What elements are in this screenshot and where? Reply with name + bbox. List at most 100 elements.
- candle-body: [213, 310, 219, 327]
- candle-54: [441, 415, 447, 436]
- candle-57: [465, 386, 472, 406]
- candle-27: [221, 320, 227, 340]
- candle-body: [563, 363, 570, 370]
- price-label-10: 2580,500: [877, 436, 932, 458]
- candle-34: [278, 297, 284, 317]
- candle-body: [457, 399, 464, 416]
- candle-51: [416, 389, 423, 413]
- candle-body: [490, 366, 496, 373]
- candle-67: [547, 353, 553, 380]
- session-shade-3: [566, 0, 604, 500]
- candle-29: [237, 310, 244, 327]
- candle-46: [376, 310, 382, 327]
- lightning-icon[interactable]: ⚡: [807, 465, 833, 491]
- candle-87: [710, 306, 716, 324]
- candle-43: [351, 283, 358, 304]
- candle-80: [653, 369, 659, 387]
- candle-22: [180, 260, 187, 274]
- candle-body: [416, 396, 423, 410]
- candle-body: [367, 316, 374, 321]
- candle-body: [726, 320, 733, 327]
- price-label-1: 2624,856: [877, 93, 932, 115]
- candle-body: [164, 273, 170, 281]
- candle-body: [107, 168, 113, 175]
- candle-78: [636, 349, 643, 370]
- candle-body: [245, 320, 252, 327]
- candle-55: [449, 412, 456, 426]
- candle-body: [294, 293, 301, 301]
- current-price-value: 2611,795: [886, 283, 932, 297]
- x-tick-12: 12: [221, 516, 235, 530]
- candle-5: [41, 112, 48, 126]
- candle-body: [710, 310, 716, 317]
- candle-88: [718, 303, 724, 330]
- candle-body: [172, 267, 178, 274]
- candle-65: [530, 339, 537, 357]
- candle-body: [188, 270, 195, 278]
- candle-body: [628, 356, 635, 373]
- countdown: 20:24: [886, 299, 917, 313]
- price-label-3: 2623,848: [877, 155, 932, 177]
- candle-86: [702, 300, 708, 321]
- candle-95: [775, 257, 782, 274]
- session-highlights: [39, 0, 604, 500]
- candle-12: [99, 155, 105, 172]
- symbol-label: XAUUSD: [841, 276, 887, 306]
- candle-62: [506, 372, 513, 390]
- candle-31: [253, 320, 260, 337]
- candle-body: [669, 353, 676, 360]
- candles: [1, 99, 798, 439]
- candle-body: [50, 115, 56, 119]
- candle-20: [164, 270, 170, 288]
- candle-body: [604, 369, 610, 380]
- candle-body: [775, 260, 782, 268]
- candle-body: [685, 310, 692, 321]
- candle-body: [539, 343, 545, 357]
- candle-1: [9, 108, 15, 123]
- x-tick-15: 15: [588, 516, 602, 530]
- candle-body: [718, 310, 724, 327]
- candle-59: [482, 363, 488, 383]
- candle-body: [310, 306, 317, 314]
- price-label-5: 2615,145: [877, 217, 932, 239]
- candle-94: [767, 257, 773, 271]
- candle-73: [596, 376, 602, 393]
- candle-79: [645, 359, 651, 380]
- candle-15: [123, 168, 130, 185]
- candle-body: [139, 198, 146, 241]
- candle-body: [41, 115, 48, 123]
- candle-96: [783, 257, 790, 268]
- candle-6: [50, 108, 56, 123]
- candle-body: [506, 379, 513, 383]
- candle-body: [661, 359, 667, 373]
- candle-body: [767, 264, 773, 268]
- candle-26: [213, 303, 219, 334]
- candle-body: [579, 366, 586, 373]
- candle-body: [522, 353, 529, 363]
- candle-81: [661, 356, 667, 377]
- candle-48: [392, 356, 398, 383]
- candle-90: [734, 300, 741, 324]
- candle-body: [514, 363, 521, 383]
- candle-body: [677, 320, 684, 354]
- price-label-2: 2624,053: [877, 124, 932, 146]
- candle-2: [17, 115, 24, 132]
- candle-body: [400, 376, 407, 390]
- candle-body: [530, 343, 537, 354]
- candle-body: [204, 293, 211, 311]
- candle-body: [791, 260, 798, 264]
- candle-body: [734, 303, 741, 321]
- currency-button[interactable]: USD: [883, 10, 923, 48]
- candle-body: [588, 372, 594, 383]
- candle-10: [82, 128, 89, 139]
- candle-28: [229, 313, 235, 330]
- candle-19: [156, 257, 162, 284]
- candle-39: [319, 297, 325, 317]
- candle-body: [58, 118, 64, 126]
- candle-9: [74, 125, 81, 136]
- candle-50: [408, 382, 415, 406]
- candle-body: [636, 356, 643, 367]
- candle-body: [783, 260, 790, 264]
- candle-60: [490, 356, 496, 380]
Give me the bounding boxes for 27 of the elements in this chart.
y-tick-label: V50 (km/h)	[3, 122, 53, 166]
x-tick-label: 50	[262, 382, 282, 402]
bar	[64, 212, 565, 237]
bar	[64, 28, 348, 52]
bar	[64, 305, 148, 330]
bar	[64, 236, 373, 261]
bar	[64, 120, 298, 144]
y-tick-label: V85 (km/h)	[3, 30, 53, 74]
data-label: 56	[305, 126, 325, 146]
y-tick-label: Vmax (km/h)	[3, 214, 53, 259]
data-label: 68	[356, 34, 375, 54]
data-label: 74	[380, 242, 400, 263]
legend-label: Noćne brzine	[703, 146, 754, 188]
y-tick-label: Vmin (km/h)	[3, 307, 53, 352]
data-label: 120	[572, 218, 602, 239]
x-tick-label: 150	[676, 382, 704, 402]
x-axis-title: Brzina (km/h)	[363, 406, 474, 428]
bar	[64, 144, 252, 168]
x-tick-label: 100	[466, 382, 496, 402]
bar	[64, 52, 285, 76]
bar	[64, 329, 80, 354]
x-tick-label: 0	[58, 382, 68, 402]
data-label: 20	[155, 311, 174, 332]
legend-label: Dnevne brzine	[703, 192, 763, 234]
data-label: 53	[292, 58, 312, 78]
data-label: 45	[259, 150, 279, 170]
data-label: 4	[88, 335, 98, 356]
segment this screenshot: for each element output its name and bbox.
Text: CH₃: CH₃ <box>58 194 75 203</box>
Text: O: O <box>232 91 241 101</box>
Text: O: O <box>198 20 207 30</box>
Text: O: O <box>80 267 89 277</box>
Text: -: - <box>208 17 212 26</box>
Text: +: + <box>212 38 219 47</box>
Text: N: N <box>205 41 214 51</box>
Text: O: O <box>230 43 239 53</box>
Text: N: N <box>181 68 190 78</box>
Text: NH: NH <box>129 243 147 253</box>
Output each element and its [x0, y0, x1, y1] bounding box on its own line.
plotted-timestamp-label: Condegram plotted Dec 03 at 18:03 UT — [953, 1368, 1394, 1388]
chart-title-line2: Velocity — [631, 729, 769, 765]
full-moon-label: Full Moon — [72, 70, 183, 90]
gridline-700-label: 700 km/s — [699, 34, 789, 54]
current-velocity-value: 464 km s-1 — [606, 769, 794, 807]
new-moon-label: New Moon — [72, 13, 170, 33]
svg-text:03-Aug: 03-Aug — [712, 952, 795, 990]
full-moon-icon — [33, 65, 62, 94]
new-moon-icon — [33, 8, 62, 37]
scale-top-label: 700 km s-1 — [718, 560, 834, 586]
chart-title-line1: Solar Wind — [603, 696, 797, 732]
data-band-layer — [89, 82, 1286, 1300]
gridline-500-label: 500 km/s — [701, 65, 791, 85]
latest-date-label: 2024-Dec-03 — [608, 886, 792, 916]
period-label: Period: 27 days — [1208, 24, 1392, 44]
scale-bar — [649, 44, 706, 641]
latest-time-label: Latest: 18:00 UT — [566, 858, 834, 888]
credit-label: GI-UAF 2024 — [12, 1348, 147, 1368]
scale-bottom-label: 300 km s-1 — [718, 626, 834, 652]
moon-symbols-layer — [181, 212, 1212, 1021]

§ **AIM**:
Render every nonblank line of the rows above as a Markdown table with two columns, Line No. and Text, numbering the lines in order.

§ **REPLY TO THE EXERCISE**:
| Line No. | Text |
|---|---|
| 1 | What elements are in this screenshot and where? Reply with name + bbox. List at most 100 elements. |
| 2 | - candle-body: [213, 310, 219, 327] |
| 3 | - candle-54: [441, 415, 447, 436] |
| 4 | - candle-57: [465, 386, 472, 406] |
| 5 | - candle-27: [221, 320, 227, 340] |
| 6 | - candle-body: [563, 363, 570, 370] |
| 7 | - price-label-10: 2580,500: [877, 436, 932, 458] |
| 8 | - candle-34: [278, 297, 284, 317] |
| 9 | - candle-body: [457, 399, 464, 416] |
| 10 | - candle-51: [416, 389, 423, 413] |
| 11 | - candle-body: [490, 366, 496, 373] |
| 12 | - candle-67: [547, 353, 553, 380] |
| 13 | - session-shade-3: [566, 0, 604, 500] |
| 14 | - candle-29: [237, 310, 244, 327] |
| 15 | - candle-46: [376, 310, 382, 327] |
| 16 | - lightning-icon[interactable]: ⚡: [807, 465, 833, 491] |
| 17 | - candle-87: [710, 306, 716, 324] |
| 18 | - candle-43: [351, 283, 358, 304] |
| 19 | - candle-80: [653, 369, 659, 387] |
| 20 | - candle-22: [180, 260, 187, 274] |
| 21 | - candle-body: [416, 396, 423, 410] |
| 22 | - candle-body: [367, 316, 374, 321] |
| 23 | - candle-body: [726, 320, 733, 327] |
| 24 | - price-label-1: 2624,856: [877, 93, 932, 115] |
| 25 | - candle-body: [164, 273, 170, 281] |
| 26 | - candle-body: [107, 168, 113, 175] |
| 27 | - candle-78: [636, 349, 643, 370] |
| 28 | - candle-body: [245, 320, 252, 327] |
| 29 | - candle-55: [449, 412, 456, 426] |
| 30 | - candle-body: [294, 293, 301, 301] |
| 31 | - current-price-value: 2611,795: [886, 283, 932, 297] |
| 32 | - x-tick-12: 12: [221, 516, 235, 530] |
| 33 | - candle-5: [41, 112, 48, 126] |
| 34 | - candle-body: [710, 310, 716, 317] |
| 35 | - candle-88: [718, 303, 724, 330] |
| 36 | - candle-body: [172, 267, 178, 274] |
| 37 | - candle-65: [530, 339, 537, 357] |
| 38 | - candle-body: [188, 270, 195, 278] |
| 39 | - candle-body: [628, 356, 635, 373] |
| 40 | - countdown: 20:24: [886, 299, 917, 313] |
| 41 | - price-label-3: 2623,848: [877, 155, 932, 177] |
| 42 | - candle-86: [702, 300, 708, 321] |
| 43 | - candle-95: [775, 257, 782, 274] |
| 44 | - session-highlights: [39, 0, 604, 500] |
| 45 | - candle-12: [99, 155, 105, 172] |
| 46 | - symbol-label: XAUUSD: [841, 276, 887, 306] |
| 47 | - candle-62: [506, 372, 513, 390] |
| 48 | - candle-31: [253, 320, 260, 337] |
| 49 | - candle-body: [669, 353, 676, 360] |
| 50 | - candles: [1, 99, 798, 439] |
| 51 | - candle-body: [50, 115, 56, 119] |
| 52 | - candle-20: [164, 270, 170, 288] |
| 53 | - candle-body: [604, 369, 610, 380] |
| 54 | - candle-body: [775, 260, 782, 268] |
| 55 | - candle-body: [685, 310, 692, 321] |
| 56 | - candle-body: [539, 343, 545, 357] |
| 57 | - candle-1: [9, 108, 15, 123] |
| 58 | - x-tick-15: 15: [588, 516, 602, 530] |
| 59 | - candle-body: [718, 310, 724, 327] |
| 60 | - candle-59: [482, 363, 488, 383] |
| 61 | - candle-body: [310, 306, 317, 314] |
| 62 | - price-label-5: 2615,145: [877, 217, 932, 239] |
| 63 | - candle-94: [767, 257, 773, 271] |
| 64 | - candle-73: [596, 376, 602, 393] |
| 65 | - candle-79: [645, 359, 651, 380] |
| 66 | - candle-15: [123, 168, 130, 185] |
| 67 | - candle-body: [139, 198, 146, 241] |
| 68 | - candle-body: [41, 115, 48, 123] |
| 69 | - candle-96: [783, 257, 790, 268] |
| 70 | - candle-6: [50, 108, 56, 123] |
| 71 | - candle-body: [506, 379, 513, 383] |
| 72 | - candle-body: [661, 359, 667, 373] |
| 73 | - candle-body: [767, 264, 773, 268] |
| 74 | - candle-26: [213, 303, 219, 334] |
| 75 | - candle-body: [579, 366, 586, 373] |
| 76 | - candle-body: [522, 353, 529, 363] |
| 77 | - candle-81: [661, 356, 667, 377] |
| 78 | - candle-48: [392, 356, 398, 383] |
| 79 | - candle-90: [734, 300, 741, 324] |
| 80 | - candle-body: [514, 363, 521, 383] |
| 81 | - candle-body: [677, 320, 684, 354] |
| 82 | - price-label-2: 2624,053: [877, 124, 932, 146] |
| 83 | - candle-2: [17, 115, 24, 132] |
| 84 | - candle-body: [400, 376, 407, 390] |
| 85 | - candle-body: [530, 343, 537, 354] |
| 86 | - candle-body: [204, 293, 211, 311] |
| 87 | - candle-body: [791, 260, 798, 264] |
| 88 | - candle-body: [734, 303, 741, 321] |
| 89 | - currency-button[interactable]: USD: [883, 10, 923, 48] |
| 90 | - candle-body: [588, 372, 594, 383] |
| 91 | - candle-10: [82, 128, 89, 139] |
| 92 | - candle-28: [229, 313, 235, 330] |
| 93 | - candle-19: [156, 257, 162, 284] |
| 94 | - candle-39: [319, 297, 325, 317] |
| 95 | - candle-body: [58, 118, 64, 126] |
| 96 | - candle-9: [74, 125, 81, 136] |
| 97 | - candle-50: [408, 382, 415, 406] |
| 98 | - candle-body: [636, 356, 643, 367] |
| 99 | - candle-body: [783, 260, 790, 264] |
| 100 | - candle-60: [490, 356, 496, 380] |
| 101 | Give me the bounding boxes for 27 of the elements in this chart. |
| 102 | y-tick-label: V50 (km/h)	[3, 122, 53, 166] |
| 103 | x-tick-label: 50	[262, 382, 282, 402] |
| 104 | bar	[64, 212, 565, 237] |
| 105 | bar	[64, 28, 348, 52] |
| 106 | bar	[64, 305, 148, 330] |
| 107 | bar	[64, 236, 373, 261] |
| 108 | bar	[64, 120, 298, 144] |
| 109 | y-tick-label: V85 (km/h)	[3, 30, 53, 74] |
| 110 | data-label: 56	[305, 126, 325, 146] |
| 111 | y-tick-label: Vmax (km/h)	[3, 214, 53, 259] |
| 112 | data-label: 68	[356, 34, 375, 54] |
| 113 | data-label: 74	[380, 242, 400, 263] |
| 114 | legend-label: Noćne brzine	[703, 146, 754, 188] |
| 115 | y-tick-label: Vmin (km/h)	[3, 307, 53, 352] |
| 116 | data-label: 120	[572, 218, 602, 239] |
| 117 | x-tick-label: 150	[676, 382, 704, 402] |
| 118 | x-axis-title: Brzina (km/h)	[363, 406, 474, 428] |
| 119 | bar	[64, 144, 252, 168] |
| 120 | x-tick-label: 100	[466, 382, 496, 402] |
| 121 | bar	[64, 52, 285, 76] |
| 122 | bar	[64, 329, 80, 354] |
| 123 | x-tick-label: 0	[58, 382, 68, 402] |
| 124 | data-label: 20	[155, 311, 174, 332] |
| 125 | legend-label: Dnevne brzine	[703, 192, 763, 234] |
| 126 | data-label: 53	[292, 58, 312, 78] |
| 127 | data-label: 45	[259, 150, 279, 170] |
| 128 | data-label: 4	[88, 335, 98, 356] |
| 129 | segment this screenshot: for each element output its name and bbox. |
| 130 | Text: CH₃: CH₃ <box>58 194 75 203</box> |
| 131 | Text: O: O <box>232 91 241 101</box> |
| 132 | Text: O: O <box>198 20 207 30</box> |
| 133 | Text: O: O <box>80 267 89 277</box> |
| 134 | Text: -: - <box>208 17 212 26</box> |
| 135 | Text: +: + <box>212 38 219 47</box> |
| 136 | Text: N: N <box>205 41 214 51</box> |
| 137 | Text: O: O <box>230 43 239 53</box> |
| 138 | Text: N: N <box>181 68 190 78</box> |
| 139 | Text: NH: NH <box>129 243 147 253</box> |
| 140 | Output each element and its [x0, y0, x1, y1] bounding box on its own line. |
| 141 | plotted-timestamp-label: Condegram plotted Dec 03 at 18:03 UT — [953, 1368, 1394, 1388] |
| 142 | chart-title-line2: Velocity — [631, 729, 769, 765] |
| 143 | full-moon-label: Full Moon — [72, 70, 183, 90] |
| 144 | gridline-700-label: 700 km/s — [699, 34, 789, 54] |
| 145 | current-velocity-value: 464 km s-1 — [606, 769, 794, 807] |
| 146 | new-moon-label: New Moon — [72, 13, 170, 33] |
| 147 | svg-text:03-Aug: 03-Aug — [712, 952, 795, 990] |
| 148 | full-moon-icon — [33, 65, 62, 94] |
| 149 | new-moon-icon — [33, 8, 62, 37] |
| 150 | scale-top-label: 700 km s-1 — [718, 560, 834, 586] |
| 151 | chart-title-line1: Solar Wind — [603, 696, 797, 732] |
| 152 | data-band-layer — [89, 82, 1286, 1300] |
| 153 | gridline-500-label: 500 km/s — [701, 65, 791, 85] |
| 154 | latest-date-label: 2024-Dec-03 — [608, 886, 792, 916] |
| 155 | period-label: Period: 27 days — [1208, 24, 1392, 44] |
| 156 | scale-bar — [649, 44, 706, 641] |
| 157 | latest-time-label: Latest: 18:00 UT — [566, 858, 834, 888] |
| 158 | credit-label: GI-UAF 2024 — [12, 1348, 147, 1368] |
| 159 | scale-bottom-label: 300 km s-1 — [718, 626, 834, 652] |
| 160 | moon-symbols-layer — [181, 212, 1212, 1021] |